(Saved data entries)
* * *

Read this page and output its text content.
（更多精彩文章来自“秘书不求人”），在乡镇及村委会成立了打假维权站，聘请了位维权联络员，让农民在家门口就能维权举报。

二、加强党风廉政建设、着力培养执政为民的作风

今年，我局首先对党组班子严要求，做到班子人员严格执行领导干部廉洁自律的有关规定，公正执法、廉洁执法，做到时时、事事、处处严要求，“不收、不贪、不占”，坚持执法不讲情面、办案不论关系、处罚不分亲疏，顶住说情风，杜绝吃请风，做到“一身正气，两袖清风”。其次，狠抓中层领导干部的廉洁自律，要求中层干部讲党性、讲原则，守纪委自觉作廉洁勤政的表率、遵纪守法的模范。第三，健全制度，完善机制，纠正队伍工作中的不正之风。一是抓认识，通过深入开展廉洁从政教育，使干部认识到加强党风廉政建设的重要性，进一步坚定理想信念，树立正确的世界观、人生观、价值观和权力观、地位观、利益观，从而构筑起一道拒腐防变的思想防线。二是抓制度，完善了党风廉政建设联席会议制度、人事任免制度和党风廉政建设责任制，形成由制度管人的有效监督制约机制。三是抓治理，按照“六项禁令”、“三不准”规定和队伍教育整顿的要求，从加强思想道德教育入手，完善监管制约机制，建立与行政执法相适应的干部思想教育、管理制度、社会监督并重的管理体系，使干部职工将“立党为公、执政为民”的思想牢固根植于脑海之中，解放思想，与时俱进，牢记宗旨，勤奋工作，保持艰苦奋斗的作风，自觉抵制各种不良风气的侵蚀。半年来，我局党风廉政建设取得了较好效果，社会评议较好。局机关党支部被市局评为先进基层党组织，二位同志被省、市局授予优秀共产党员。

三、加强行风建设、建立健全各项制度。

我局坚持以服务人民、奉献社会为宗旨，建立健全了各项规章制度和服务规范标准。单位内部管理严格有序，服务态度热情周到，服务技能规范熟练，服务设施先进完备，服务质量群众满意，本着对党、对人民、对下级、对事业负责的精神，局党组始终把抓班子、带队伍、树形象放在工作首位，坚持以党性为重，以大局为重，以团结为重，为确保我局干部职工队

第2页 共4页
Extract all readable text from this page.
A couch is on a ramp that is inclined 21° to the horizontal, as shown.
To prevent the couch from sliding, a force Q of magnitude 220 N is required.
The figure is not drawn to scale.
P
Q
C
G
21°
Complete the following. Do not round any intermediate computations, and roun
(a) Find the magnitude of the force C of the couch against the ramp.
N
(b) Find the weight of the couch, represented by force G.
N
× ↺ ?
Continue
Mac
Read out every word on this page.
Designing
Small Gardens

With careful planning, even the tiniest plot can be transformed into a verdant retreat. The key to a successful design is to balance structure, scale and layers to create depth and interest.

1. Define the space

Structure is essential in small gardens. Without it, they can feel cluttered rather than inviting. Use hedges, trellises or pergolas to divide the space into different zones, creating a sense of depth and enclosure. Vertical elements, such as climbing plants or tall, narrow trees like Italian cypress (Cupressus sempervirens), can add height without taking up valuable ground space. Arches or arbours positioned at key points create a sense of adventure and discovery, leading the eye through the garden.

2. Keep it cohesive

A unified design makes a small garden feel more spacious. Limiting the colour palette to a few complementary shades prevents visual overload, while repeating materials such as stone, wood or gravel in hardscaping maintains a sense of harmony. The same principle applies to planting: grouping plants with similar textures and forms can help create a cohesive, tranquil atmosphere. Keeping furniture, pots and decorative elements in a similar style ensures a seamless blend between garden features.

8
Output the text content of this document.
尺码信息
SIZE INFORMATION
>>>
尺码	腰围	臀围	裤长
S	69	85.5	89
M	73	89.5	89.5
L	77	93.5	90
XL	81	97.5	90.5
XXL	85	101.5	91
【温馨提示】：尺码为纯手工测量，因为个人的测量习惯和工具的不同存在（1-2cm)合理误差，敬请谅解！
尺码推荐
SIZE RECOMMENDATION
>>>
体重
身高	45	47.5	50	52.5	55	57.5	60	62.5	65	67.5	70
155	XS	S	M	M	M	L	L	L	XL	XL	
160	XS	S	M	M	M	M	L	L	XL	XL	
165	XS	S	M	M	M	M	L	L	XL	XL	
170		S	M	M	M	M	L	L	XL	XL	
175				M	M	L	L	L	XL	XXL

* * *

* [Set exercise]: Repeat the entries shown above, every one, word for word.

* [Solution to this problem]:
Read this page and output its text content.
（更多精彩文章来自“秘书不求人”），在乡镇及村委会成立了打假维权站，聘请了位维权联络员，让农民在家门口就能维权举报。

二、加强党风廉政建设、着力培养执政为民的作风

今年，我局首先对党组班子严要求，做到班子人员严格执行领导干部廉洁自律的有关规定，公正执法、廉洁执法，做到时时、事事、处处严要求，“不收、不贪、不占”，坚持执法不讲情面、办案不论关系、处罚不分亲疏，顶住说情风，杜绝吃请风，做到“一身正气，两袖清风”。其次，狠抓中层领导干部的廉洁自律，要求中层干部讲党性、讲原则，守纪委自觉作廉洁勤政的表率、遵纪守法的模范。第三，健全制度，完善机制，纠正队伍工作中的不正之风。一是抓认识，通过深入开展廉洁从政教育，使干部认识到加强党风廉政建设的重要性，进一步坚定理想信念，树立正确的世界观、人生观、价值观和权力观、地位观、利益观，从而构筑起一道拒腐防变的思想防线。二是抓制度，完善了党风廉政建设联席会议制度、人事任免制度和党风廉政建设责任制，形成由制度管人的有效监督制约机制。三是抓治理，按照“六项禁令”、“三不准”规定和队伍教育整顿的要求，从加强思想道德教育入手，完善监管制约机制，建立与行政执法相适应的干部思想教育、管理制度、社会监督并重的管理体系，使干部职工将“立党为公、执政为民”的思想牢固根植于脑海之中，解放思想，与时俱进，牢记宗旨，勤奋工作，保持艰苦奋斗的作风，自觉抵制各种不良风气的侵蚀。半年来，我局党风廉政建设取得了较好效果，社会评议较好。局机关党支部被市局评为先进基层党组织，二位同志被省、市局授予优秀共产党员。

三、加强行风建设、建立健全各项制度。

我局坚持以服务人民、奉献社会为宗旨，建立健全了各项规章制度和服务规范标准。单位内部管理严格有序，服务态度热情周到，服务技能规范熟练，服务设施先进完备，服务质量群众满意，本着对党、对人民、对下级、对事业负责的精神，局党组始终把抓班子、带队伍、树形象放在工作首位，坚持以党性为重，以大局为重，以团结为重，为确保我局干部职工队

第2页 共4页
Extract all readable text from this page.
A couch is on a ramp that is inclined 21° to the horizontal, as shown.
To prevent the couch from sliding, a force Q of magnitude 220 N is required.
The figure is not drawn to scale.
P
Q
C
G
21°
Complete the following. Do not round any intermediate computations, and roun
(a) Find the magnitude of the force C of the couch against the ramp.
N
(b) Find the weight of the couch, represented by force G.
N
× ↺ ?
Continue
Mac
Read out every word on this page.
Designing
Small Gardens

With careful planning, even the tiniest plot can be transformed into a verdant retreat. The key to a successful design is to balance structure, scale and layers to create depth and interest.

1. Define the space

Structure is essential in small gardens. Without it, they can feel cluttered rather than inviting. Use hedges, trellises or pergolas to divide the space into different zones, creating a sense of depth and enclosure. Vertical elements, such as climbing plants or tall, narrow trees like Italian cypress (Cupressus sempervirens), can add height without taking up valuable ground space. Arches or arbours positioned at key points create a sense of adventure and discovery, leading the eye through the garden.

2. Keep it cohesive

A unified design makes a small garden feel more spacious. Limiting the colour palette to a few complementary shades prevents visual overload, while repeating materials such as stone, wood or gravel in hardscaping maintains a sense of harmony. The same principle applies to planting: grouping plants with similar textures and forms can help create a cohesive, tranquil atmosphere. Keeping furniture, pots and decorative elements in a similar style ensures a seamless blend between garden features.

8
Output the text content of this document.
尺码信息
SIZE INFORMATION
>>>
尺码	腰围	臀围	裤长
S	69	85.5	89
M	73	89.5	89.5
L	77	93.5	90
XL	81	97.5	90.5
XXL	85	101.5	91
【温馨提示】：尺码为纯手工测量，因为个人的测量习惯和工具的不同存在（1-2cm)合理误差，敬请谅解！
尺码推荐
SIZE RECOMMENDATION
>>>
体重
身高	45	47.5	50	52.5	55	57.5	60	62.5	65	67.5	70
155	XS	S	M	M	M	L	L	L	XL	XL	
160	XS	S	M	M	M	M	L	L	XL	XL	
165	XS	S	M	M	M	M	L	L	XL	XL	
170		S	M	M	M	M	L	L	XL	XL	
175				M	M	L	L	L	XL	XXL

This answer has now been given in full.